══ SUPPLIED MATERIAL

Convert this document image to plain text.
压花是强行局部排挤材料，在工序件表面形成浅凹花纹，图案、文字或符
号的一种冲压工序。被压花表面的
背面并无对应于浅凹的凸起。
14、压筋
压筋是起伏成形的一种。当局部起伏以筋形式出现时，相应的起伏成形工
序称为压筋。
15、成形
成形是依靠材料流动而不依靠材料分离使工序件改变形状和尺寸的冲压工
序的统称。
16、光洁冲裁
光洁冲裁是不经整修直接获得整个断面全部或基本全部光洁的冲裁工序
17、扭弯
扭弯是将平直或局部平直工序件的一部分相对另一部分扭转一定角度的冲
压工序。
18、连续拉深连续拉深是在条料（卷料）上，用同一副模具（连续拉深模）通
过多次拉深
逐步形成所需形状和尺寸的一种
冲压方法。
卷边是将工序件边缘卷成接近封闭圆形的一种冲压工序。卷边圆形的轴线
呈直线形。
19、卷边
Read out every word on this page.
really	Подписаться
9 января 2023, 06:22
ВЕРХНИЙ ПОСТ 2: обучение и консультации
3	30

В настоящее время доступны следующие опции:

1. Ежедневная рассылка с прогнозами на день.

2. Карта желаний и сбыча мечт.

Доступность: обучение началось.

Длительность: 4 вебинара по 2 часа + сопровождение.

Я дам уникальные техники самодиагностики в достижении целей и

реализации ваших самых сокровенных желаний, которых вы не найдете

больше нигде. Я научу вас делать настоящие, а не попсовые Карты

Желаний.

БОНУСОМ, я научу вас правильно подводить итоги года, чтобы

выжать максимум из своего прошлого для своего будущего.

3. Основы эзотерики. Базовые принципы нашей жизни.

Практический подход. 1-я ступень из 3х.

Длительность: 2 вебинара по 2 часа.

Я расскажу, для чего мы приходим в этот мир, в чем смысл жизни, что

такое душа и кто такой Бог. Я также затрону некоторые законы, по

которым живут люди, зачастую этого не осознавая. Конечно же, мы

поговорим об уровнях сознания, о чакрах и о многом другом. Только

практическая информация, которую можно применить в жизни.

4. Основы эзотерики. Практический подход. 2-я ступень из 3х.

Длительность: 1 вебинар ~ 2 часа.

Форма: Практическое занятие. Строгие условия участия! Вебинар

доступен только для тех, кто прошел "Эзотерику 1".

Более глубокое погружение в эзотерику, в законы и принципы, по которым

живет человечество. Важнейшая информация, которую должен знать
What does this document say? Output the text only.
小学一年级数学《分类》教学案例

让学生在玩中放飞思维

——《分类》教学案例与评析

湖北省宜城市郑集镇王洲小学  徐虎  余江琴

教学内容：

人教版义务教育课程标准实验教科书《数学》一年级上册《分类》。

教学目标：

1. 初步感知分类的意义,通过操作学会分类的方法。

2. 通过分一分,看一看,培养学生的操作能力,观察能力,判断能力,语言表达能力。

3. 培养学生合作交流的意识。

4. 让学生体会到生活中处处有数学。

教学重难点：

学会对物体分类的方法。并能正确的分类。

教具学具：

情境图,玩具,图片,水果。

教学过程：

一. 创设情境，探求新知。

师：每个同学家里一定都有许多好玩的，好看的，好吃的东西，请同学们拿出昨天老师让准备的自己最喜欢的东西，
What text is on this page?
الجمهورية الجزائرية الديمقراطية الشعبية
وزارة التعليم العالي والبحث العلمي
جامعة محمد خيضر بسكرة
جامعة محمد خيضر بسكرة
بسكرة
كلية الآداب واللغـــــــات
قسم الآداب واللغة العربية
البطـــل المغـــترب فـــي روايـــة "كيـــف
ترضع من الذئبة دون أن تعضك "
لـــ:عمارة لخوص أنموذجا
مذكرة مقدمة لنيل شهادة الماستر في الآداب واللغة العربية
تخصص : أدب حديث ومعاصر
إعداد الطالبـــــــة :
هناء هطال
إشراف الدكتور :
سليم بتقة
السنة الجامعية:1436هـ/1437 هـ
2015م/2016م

════

» **WHAT YOU WILL DO**: Where a line in the material above holds "الآداب", copy that line.

» **WRITTEN REPLY**:
كلية الآداب واللغـــــــات
قسم الآداب واللغة العربية
مذكرة مقدمة لنيل شهادة الماستر في الآداب واللغة العربية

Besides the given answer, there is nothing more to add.